[Start]
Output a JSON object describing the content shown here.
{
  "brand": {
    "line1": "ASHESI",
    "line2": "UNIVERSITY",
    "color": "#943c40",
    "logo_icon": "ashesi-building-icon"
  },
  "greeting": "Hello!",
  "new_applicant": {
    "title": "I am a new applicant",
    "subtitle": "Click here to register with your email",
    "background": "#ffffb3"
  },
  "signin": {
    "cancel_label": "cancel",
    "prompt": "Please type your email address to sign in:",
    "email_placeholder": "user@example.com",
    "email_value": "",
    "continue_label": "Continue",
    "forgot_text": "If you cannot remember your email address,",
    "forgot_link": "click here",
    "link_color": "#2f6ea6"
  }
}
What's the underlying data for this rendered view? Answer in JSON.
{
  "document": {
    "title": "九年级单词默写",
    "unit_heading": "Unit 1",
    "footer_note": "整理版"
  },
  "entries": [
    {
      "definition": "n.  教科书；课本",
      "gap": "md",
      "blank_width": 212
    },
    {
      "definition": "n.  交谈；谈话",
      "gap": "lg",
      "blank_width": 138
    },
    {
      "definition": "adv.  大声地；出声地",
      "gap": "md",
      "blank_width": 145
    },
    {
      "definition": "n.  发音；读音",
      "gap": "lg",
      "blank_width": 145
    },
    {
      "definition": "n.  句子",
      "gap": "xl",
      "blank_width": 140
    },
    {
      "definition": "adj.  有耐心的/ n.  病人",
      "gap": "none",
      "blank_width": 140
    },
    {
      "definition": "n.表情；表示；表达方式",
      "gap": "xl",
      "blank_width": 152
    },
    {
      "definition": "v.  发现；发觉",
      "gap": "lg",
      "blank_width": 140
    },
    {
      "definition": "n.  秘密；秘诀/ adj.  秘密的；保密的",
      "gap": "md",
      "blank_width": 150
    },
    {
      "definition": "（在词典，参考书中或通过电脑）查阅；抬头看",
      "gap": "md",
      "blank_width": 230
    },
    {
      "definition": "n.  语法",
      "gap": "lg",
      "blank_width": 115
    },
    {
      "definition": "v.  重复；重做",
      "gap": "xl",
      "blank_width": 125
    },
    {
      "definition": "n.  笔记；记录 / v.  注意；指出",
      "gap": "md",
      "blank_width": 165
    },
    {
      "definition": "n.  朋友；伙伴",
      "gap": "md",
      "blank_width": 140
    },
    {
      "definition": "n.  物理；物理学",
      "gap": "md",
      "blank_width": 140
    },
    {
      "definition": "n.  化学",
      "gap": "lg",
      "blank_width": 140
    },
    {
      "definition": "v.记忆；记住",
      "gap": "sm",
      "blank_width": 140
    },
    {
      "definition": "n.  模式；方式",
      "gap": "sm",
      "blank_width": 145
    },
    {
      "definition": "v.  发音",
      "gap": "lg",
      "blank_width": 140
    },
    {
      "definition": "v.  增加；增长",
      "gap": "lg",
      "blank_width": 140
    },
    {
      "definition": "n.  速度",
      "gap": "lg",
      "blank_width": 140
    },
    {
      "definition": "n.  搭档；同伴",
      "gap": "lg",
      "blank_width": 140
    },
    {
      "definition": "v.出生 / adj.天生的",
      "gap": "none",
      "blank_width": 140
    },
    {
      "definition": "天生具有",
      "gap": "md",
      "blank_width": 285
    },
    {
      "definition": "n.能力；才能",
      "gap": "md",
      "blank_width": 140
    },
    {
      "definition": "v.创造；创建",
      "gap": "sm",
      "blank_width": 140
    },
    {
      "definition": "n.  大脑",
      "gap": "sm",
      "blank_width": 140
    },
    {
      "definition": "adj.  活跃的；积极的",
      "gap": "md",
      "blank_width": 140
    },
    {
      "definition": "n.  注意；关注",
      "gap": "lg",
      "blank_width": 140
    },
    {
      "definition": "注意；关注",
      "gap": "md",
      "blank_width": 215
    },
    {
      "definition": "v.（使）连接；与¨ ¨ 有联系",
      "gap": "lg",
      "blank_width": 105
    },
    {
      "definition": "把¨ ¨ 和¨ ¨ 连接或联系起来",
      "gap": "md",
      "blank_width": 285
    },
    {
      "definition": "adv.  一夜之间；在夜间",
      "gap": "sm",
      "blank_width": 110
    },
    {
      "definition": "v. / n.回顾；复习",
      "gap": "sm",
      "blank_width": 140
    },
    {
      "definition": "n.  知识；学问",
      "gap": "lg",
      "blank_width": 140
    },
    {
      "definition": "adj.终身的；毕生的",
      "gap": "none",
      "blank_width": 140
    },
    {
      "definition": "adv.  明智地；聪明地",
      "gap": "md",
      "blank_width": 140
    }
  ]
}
[End]
Above are some records; repeat all of them exactly.

• [Exercise solution]
Output a JSON object describing the content shown here.
{
  "brand": {
    "line1": "ASHESI",
    "line2": "UNIVERSITY",
    "color": "#943c40",
    "logo_icon": "ashesi-building-icon"
  },
  "greeting": "Hello!",
  "new_applicant": {
    "title": "I am a new applicant",
    "subtitle": "Click here to register with your email",
    "background": "#ffffb3"
  },
  "signin": {
    "cancel_label": "cancel",
    "prompt": "Please type your email address to sign in:",
    "email_placeholder": "user@example.com",
    "email_value": "",
    "continue_label": "Continue",
    "forgot_text": "If you cannot remember your email address,",
    "forgot_link": "click here",
    "link_color": "#2f6ea6"
  }
}
What's the underlying data for this rendered view? Answer in JSON.
{
  "document": {
    "title": "九年级单词默写",
    "unit_heading": "Unit 1",
    "footer_note": "整理版"
  },
  "entries": [
    {
      "definition": "n.  教科书；课本",
      "gap": "md",
      "blank_width": 212
    },
    {
      "definition": "n.  交谈；谈话",
      "gap": "lg",
      "blank_width": 138
    },
    {
      "definition": "adv.  大声地；出声地",
      "gap": "md",
      "blank_width": 145
    },
    {
      "definition": "n.  发音；读音",
      "gap": "lg",
      "blank_width": 145
    },
    {
      "definition": "n.  句子",
      "gap": "xl",
      "blank_width": 140
    },
    {
      "definition": "adj.  有耐心的/ n.  病人",
      "gap": "none",
      "blank_width": 140
    },
    {
      "definition": "n.表情；表示；表达方式",
      "gap": "xl",
      "blank_width": 152
    },
    {
      "definition": "v.  发现；发觉",
      "gap": "lg",
      "blank_width": 140
    },
    {
      "definition": "n.  秘密；秘诀/ adj.  秘密的；保密的",
      "gap": "md",
      "blank_width": 150
    },
    {
      "definition": "（在词典，参考书中或通过电脑）查阅；抬头看",
      "gap": "md",
      "blank_width": 230
    },
    {
      "definition": "n.  语法",
      "gap": "lg",
      "blank_width": 115
    },
    {
      "definition": "v.  重复；重做",
      "gap": "xl",
      "blank_width": 125
    },
    {
      "definition": "n.  笔记；记录 / v.  注意；指出",
      "gap": "md",
      "blank_width": 165
    },
    {
      "definition": "n.  朋友；伙伴",
      "gap": "md",
      "blank_width": 140
    },
    {
      "definition": "n.  物理；物理学",
      "gap": "md",
      "blank_width": 140
    },
    {
      "definition": "n.  化学",
      "gap": "lg",
      "blank_width": 140
    },
    {
      "definition": "v.记忆；记住",
      "gap": "sm",
      "blank_width": 140
    },
    {
      "definition": "n.  模式；方式",
      "gap": "sm",
      "blank_width": 145
    },
    {
      "definition": "v.  发音",
      "gap": "lg",
      "blank_width": 140
    },
    {
      "definition": "v.  增加；增长",
      "gap": "lg",
      "blank_width": 140
    },
    {
      "definition": "n.  速度",
      "gap": "lg",
      "blank_width": 140
    },
    {
      "definition": "n.  搭档；同伴",
      "gap": "lg",
      "blank_width": 140
    },
    {
      "definition": "v.出生 / adj.天生的",
      "gap": "none",
      "blank_width": 140
    },
    {
      "definition": "天生具有",
      "gap": "md",
      "blank_width": 285
    },
    {
      "definition": "n.能力；才能",
      "gap": "md",
      "blank_width": 140
    },
    {
      "definition": "v.创造；创建",
      "gap": "sm",
      "blank_width": 140
    },
    {
      "definition": "n.  大脑",
      "gap": "sm",
      "blank_width": 140
    },
    {
      "definition": "adj.  活跃的；积极的",
      "gap": "md",
      "blank_width": 140
    },
    {
      "definition": "n.  注意；关注",
      "gap": "lg",
      "blank_width": 140
    },
    {
      "definition": "注意；关注",
      "gap": "md",
      "blank_width": 215
    },
    {
      "definition": "v.（使）连接；与¨ ¨ 有联系",
      "gap": "lg",
      "blank_width": 105
    },
    {
      "definition": "把¨ ¨ 和¨ ¨ 连接或联系起来",
      "gap": "md",
      "blank_width": 285
    },
    {
      "definition": "adv.  一夜之间；在夜间",
      "gap": "sm",
      "blank_width": 110
    },
    {
      "definition": "v. / n.回顾；复习",
      "gap": "sm",
      "blank_width": 140
    },
    {
      "definition": "n.  知识；学问",
      "gap": "lg",
      "blank_width": 140
    },
    {
      "definition": "adj.终身的；毕生的",
      "gap": "none",
      "blank_width": 140
    },
    {
      "definition": "adv.  明智地；聪明地",
      "gap": "md",
      "blank_width": 140
    }
  ]
}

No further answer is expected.